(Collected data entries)
|---|

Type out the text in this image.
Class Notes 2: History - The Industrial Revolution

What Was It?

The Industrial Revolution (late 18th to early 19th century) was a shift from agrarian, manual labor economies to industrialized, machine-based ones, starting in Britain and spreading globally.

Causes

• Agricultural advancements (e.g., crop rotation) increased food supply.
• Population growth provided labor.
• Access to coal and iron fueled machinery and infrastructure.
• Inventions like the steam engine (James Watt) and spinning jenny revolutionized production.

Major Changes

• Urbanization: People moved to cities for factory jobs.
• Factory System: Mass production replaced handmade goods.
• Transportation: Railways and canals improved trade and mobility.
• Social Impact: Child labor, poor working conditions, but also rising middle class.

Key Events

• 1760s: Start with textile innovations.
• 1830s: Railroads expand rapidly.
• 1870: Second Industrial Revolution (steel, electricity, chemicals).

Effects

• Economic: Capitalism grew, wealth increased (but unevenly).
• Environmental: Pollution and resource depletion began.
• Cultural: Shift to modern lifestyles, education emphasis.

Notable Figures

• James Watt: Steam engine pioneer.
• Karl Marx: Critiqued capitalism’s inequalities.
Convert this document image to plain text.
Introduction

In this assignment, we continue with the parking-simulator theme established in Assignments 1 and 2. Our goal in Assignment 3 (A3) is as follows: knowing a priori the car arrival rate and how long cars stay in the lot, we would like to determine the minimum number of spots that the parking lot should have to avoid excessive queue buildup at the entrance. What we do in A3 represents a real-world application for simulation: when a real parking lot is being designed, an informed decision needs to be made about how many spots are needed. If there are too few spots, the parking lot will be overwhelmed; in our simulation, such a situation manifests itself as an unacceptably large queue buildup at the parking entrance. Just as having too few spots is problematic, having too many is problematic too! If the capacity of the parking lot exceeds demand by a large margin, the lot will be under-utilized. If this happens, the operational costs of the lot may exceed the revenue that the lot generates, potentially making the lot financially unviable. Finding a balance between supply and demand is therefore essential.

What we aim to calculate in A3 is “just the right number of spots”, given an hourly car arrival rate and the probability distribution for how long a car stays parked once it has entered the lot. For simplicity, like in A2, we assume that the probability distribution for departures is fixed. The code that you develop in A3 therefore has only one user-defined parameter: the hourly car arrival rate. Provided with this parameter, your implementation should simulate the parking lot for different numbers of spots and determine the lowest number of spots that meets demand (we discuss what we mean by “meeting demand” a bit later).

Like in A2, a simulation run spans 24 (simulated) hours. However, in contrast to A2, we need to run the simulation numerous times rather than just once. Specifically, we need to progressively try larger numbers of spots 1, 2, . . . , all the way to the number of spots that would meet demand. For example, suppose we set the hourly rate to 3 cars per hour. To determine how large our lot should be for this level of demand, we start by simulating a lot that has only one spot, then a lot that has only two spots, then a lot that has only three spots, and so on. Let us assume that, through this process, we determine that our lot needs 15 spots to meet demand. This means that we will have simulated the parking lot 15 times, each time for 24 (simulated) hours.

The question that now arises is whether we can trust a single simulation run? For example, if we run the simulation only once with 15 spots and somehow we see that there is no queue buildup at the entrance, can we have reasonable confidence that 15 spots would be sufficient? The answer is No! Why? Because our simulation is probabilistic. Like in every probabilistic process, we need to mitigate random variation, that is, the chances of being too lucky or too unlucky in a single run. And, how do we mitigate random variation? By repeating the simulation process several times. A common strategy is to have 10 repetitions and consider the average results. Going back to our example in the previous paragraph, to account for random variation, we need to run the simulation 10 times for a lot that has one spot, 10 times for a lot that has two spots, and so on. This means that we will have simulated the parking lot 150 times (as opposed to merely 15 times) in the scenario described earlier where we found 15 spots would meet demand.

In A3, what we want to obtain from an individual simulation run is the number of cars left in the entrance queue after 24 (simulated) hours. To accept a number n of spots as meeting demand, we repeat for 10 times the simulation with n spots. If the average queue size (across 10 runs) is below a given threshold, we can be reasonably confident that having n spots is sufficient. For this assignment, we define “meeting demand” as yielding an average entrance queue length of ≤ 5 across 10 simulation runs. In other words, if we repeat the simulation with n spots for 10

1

|---|

» **The request**
Reproduce all of the material above word for word.

» **Correct response**
Type out the text in this image.
Class Notes 2: History - The Industrial Revolution

What Was It?

The Industrial Revolution (late 18th to early 19th century) was a shift from agrarian, manual labor economies to industrialized, machine-based ones, starting in Britain and spreading globally.

Causes

• Agricultural advancements (e.g., crop rotation) increased food supply.
• Population growth provided labor.
• Access to coal and iron fueled machinery and infrastructure.
• Inventions like the steam engine (James Watt) and spinning jenny revolutionized production.

Major Changes

• Urbanization: People moved to cities for factory jobs.
• Factory System: Mass production replaced handmade goods.
• Transportation: Railways and canals improved trade and mobility.
• Social Impact: Child labor, poor working conditions, but also rising middle class.

Key Events

• 1760s: Start with textile innovations.
• 1830s: Railroads expand rapidly.
• 1870: Second Industrial Revolution (steel, electricity, chemicals).

Effects

• Economic: Capitalism grew, wealth increased (but unevenly).
• Environmental: Pollution and resource depletion began.
• Cultural: Shift to modern lifestyles, education emphasis.

Notable Figures

• James Watt: Steam engine pioneer.
• Karl Marx: Critiqued capitalism’s inequalities.
Convert this document image to plain text.
Introduction

In this assignment, we continue with the parking-simulator theme established in Assignments 1 and 2. Our goal in Assignment 3 (A3) is as follows: knowing a priori the car arrival rate and how long cars stay in the lot, we would like to determine the minimum number of spots that the parking lot should have to avoid excessive queue buildup at the entrance. What we do in A3 represents a real-world application for simulation: when a real parking lot is being designed, an informed decision needs to be made about how many spots are needed. If there are too few spots, the parking lot will be overwhelmed; in our simulation, such a situation manifests itself as an unacceptably large queue buildup at the parking entrance. Just as having too few spots is problematic, having too many is problematic too! If the capacity of the parking lot exceeds demand by a large margin, the lot will be under-utilized. If this happens, the operational costs of the lot may exceed the revenue that the lot generates, potentially making the lot financially unviable. Finding a balance between supply and demand is therefore essential.

What we aim to calculate in A3 is “just the right number of spots”, given an hourly car arrival rate and the probability distribution for how long a car stays parked once it has entered the lot. For simplicity, like in A2, we assume that the probability distribution for departures is fixed. The code that you develop in A3 therefore has only one user-defined parameter: the hourly car arrival rate. Provided with this parameter, your implementation should simulate the parking lot for different numbers of spots and determine the lowest number of spots that meets demand (we discuss what we mean by “meeting demand” a bit later).

Like in A2, a simulation run spans 24 (simulated) hours. However, in contrast to A2, we need to run the simulation numerous times rather than just once. Specifically, we need to progressively try larger numbers of spots 1, 2, . . . , all the way to the number of spots that would meet demand. For example, suppose we set the hourly rate to 3 cars per hour. To determine how large our lot should be for this level of demand, we start by simulating a lot that has only one spot, then a lot that has only two spots, then a lot that has only three spots, and so on. Let us assume that, through this process, we determine that our lot needs 15 spots to meet demand. This means that we will have simulated the parking lot 15 times, each time for 24 (simulated) hours.

The question that now arises is whether we can trust a single simulation run? For example, if we run the simulation only once with 15 spots and somehow we see that there is no queue buildup at the entrance, can we have reasonable confidence that 15 spots would be sufficient? The answer is No! Why? Because our simulation is probabilistic. Like in every probabilistic process, we need to mitigate random variation, that is, the chances of being too lucky or too unlucky in a single run. And, how do we mitigate random variation? By repeating the simulation process several times. A common strategy is to have 10 repetitions and consider the average results. Going back to our example in the previous paragraph, to account for random variation, we need to run the simulation 10 times for a lot that has one spot, 10 times for a lot that has two spots, and so on. This means that we will have simulated the parking lot 150 times (as opposed to merely 15 times) in the scenario described earlier where we found 15 spots would meet demand.

In A3, what we want to obtain from an individual simulation run is the number of cars left in the entrance queue after 24 (simulated) hours. To accept a number n of spots as meeting demand, we repeat for 10 times the simulation with n spots. If the average queue size (across 10 runs) is below a given threshold, we can be reasonably confident that having n spots is sufficient. For this assignment, we define “meeting demand” as yielding an average entrance queue length of ≤ 5 across 10 simulation runs. In other words, if we repeat the simulation with n spots for 10

1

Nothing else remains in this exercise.